___ Input material

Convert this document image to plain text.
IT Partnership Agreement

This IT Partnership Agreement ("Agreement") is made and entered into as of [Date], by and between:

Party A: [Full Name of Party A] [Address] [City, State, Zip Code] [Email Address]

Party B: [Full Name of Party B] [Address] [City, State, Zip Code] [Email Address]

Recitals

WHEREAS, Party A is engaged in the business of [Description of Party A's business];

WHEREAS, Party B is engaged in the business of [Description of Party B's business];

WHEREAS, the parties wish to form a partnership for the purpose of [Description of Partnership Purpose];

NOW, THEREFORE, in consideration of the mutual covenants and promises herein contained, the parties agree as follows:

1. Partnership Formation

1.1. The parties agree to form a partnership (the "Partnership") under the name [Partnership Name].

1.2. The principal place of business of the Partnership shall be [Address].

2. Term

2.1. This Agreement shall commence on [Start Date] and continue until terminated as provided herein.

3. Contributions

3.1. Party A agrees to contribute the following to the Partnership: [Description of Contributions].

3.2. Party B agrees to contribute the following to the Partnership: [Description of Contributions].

______

▶ To do:
Print all of the entries exactly as they are written.

▶ Answer for this exercise:
Convert this document image to plain text.
IT Partnership Agreement

This IT Partnership Agreement ("Agreement") is made and entered into as of [Date], by and between:

Party A: [Full Name of Party A] [Address] [City, State, Zip Code] [Email Address]

Party B: [Full Name of Party B] [Address] [City, State, Zip Code] [Email Address]

Recitals

WHEREAS, Party A is engaged in the business of [Description of Party A's business];

WHEREAS, Party B is engaged in the business of [Description of Party B's business];

WHEREAS, the parties wish to form a partnership for the purpose of [Description of Partnership Purpose];

NOW, THEREFORE, in consideration of the mutual covenants and promises herein contained, the parties agree as follows:

1. Partnership Formation

1.1. The parties agree to form a partnership (the "Partnership") under the name [Partnership Name].

1.2. The principal place of business of the Partnership shall be [Address].

2. Term

2.1. This Agreement shall commence on [Start Date] and continue until terminated as provided herein.

3. Contributions

3.1. Party A agrees to contribute the following to the Partnership: [Description of Contributions].

3.2. Party B agrees to contribute the following to the Partnership: [Description of Contributions].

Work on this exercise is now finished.